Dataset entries
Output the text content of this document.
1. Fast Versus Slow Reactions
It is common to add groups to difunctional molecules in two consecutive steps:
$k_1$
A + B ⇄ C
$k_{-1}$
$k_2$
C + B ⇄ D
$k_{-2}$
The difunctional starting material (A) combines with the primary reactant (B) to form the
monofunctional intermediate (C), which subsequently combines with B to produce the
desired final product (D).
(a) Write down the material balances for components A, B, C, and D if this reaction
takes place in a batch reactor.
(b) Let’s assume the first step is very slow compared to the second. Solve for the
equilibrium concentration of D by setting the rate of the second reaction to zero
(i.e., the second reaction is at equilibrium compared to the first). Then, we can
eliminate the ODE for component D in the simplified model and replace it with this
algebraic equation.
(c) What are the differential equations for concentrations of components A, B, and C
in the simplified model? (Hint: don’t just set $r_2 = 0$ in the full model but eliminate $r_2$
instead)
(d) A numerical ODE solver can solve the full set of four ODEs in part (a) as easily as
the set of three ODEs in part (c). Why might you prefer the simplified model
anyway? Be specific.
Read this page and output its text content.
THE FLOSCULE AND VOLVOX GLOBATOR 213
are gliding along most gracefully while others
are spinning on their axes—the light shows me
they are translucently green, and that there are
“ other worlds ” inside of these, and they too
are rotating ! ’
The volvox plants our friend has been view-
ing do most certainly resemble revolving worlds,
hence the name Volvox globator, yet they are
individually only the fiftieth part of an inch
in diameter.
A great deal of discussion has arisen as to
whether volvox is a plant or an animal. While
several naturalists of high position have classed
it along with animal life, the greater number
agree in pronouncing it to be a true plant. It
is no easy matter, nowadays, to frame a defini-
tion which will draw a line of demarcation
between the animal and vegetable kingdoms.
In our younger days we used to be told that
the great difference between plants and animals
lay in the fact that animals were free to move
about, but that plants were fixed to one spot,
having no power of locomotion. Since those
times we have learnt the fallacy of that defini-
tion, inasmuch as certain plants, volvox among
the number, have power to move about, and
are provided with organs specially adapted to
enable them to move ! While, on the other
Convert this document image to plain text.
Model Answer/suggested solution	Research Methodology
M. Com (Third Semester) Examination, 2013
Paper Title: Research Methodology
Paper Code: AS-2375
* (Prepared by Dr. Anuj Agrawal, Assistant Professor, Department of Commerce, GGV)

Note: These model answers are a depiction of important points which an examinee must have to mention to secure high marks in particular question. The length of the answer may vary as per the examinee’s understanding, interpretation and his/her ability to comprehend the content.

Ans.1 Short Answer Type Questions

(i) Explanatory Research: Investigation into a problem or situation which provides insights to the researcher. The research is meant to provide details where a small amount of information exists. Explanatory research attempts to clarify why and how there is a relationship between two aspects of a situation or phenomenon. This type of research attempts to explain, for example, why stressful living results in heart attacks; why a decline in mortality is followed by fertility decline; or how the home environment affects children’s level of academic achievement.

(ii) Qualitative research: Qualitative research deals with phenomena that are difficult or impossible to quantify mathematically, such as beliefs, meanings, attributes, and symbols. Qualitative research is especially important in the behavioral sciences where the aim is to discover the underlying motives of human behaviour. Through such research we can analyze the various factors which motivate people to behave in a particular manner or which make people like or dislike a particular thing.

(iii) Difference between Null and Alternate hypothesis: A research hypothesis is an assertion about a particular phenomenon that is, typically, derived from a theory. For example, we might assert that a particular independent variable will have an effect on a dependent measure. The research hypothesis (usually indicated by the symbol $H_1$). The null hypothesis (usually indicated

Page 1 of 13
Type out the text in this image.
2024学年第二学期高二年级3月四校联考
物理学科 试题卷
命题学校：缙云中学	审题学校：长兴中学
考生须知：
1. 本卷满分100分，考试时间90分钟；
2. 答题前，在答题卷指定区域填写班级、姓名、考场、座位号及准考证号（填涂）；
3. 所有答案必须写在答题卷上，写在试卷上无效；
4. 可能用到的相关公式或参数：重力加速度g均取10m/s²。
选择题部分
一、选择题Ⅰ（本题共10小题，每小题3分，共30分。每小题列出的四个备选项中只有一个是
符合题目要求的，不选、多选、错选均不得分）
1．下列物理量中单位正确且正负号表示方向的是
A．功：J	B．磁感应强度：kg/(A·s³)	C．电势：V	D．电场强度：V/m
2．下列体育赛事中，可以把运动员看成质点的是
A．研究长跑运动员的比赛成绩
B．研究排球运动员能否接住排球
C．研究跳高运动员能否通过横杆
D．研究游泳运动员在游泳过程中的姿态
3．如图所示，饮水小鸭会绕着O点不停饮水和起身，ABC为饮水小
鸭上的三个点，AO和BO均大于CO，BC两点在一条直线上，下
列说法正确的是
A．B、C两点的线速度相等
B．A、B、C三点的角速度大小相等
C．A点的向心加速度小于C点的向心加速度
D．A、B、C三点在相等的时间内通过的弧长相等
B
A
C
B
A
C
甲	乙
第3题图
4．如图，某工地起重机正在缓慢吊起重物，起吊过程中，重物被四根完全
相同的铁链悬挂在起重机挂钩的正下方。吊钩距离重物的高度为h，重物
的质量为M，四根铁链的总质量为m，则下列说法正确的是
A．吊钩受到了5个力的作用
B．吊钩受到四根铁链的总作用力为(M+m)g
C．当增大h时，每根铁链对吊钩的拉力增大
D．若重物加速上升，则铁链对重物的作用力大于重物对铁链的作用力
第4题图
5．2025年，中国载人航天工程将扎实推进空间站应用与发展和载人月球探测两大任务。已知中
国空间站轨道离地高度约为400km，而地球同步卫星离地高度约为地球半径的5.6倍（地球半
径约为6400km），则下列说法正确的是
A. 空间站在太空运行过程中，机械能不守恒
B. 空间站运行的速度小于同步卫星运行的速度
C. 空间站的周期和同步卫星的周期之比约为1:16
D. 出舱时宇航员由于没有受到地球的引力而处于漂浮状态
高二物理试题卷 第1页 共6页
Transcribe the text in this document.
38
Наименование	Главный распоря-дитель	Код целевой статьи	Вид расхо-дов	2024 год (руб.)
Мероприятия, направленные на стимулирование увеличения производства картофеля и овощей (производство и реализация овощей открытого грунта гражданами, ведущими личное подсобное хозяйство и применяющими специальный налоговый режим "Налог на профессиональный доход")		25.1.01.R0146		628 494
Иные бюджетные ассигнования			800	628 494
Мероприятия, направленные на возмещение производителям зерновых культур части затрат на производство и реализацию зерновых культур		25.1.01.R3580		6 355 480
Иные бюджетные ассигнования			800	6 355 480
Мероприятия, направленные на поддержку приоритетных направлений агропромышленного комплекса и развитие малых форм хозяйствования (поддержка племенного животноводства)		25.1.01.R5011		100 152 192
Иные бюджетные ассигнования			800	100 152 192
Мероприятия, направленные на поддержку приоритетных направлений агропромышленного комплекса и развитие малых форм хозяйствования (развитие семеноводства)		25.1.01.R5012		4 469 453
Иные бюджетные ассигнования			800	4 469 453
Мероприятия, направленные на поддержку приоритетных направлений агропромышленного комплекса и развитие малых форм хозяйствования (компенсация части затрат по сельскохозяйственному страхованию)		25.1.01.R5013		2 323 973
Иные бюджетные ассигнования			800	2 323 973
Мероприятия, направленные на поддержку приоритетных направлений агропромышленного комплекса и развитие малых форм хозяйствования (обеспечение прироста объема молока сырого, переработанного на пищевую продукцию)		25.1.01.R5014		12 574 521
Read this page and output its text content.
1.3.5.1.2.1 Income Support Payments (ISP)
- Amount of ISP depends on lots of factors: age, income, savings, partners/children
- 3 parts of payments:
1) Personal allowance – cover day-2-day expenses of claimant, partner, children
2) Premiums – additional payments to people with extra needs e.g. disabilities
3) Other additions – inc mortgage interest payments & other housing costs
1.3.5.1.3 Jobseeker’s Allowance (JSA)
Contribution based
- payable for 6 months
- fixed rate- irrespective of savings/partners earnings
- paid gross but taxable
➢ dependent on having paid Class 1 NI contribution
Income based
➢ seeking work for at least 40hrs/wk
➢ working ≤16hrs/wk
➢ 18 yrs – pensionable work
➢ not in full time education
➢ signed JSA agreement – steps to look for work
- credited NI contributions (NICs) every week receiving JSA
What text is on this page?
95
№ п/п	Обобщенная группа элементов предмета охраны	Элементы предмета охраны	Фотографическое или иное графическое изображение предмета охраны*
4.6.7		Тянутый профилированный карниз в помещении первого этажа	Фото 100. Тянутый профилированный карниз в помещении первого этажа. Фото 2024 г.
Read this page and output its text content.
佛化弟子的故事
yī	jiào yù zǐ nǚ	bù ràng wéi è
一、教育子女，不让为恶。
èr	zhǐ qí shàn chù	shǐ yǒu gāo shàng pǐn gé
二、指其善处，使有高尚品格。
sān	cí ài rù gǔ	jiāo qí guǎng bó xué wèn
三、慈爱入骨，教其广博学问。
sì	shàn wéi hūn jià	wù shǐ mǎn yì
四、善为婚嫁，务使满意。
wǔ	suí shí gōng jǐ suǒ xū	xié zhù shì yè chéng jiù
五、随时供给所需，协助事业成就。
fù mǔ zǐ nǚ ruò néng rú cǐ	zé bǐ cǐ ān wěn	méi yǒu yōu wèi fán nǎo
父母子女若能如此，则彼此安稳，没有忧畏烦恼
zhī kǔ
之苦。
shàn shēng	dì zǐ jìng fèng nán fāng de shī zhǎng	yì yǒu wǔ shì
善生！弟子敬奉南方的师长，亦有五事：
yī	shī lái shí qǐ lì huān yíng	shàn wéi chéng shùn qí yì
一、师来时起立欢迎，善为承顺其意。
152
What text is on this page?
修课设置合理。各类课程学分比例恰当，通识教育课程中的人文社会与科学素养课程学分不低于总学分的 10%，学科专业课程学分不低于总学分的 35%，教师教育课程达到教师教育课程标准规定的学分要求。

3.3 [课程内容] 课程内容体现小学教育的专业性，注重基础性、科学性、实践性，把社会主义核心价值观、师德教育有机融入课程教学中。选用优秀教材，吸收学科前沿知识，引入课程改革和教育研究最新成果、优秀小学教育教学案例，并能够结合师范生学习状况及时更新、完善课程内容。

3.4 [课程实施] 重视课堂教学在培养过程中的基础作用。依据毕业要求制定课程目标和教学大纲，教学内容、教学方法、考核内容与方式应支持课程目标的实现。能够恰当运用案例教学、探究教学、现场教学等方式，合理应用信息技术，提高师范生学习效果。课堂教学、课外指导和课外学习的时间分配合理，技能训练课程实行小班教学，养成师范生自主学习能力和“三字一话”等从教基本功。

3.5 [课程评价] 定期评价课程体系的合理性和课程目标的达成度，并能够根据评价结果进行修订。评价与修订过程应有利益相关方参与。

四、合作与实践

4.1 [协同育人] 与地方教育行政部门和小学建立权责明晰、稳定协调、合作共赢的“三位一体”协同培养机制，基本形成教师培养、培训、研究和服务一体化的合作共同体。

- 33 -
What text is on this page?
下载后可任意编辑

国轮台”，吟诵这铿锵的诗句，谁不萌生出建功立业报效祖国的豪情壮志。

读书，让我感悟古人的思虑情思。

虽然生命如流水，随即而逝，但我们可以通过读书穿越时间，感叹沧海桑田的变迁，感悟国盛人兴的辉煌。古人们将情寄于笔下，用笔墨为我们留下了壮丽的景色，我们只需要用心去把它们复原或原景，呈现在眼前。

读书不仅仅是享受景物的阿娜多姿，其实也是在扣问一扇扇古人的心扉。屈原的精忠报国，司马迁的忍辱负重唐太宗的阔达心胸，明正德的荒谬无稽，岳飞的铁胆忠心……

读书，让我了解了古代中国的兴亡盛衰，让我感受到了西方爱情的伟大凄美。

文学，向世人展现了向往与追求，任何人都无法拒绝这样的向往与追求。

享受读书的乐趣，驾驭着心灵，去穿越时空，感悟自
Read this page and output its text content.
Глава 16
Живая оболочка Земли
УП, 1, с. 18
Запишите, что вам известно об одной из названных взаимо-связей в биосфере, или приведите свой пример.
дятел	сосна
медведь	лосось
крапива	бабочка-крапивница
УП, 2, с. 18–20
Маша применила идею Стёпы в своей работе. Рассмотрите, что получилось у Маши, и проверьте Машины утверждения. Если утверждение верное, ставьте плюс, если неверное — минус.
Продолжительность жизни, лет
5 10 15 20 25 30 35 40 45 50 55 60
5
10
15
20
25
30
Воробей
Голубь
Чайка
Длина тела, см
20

▶ [Exercise]: Wherever the string "components" appears in the entries above, list that line.

▶ [Expected answer]:
(a) Write down the material balances for components A, B, C, and D if this reaction
(c) What are the differential equations for concentrations of components A, B, and C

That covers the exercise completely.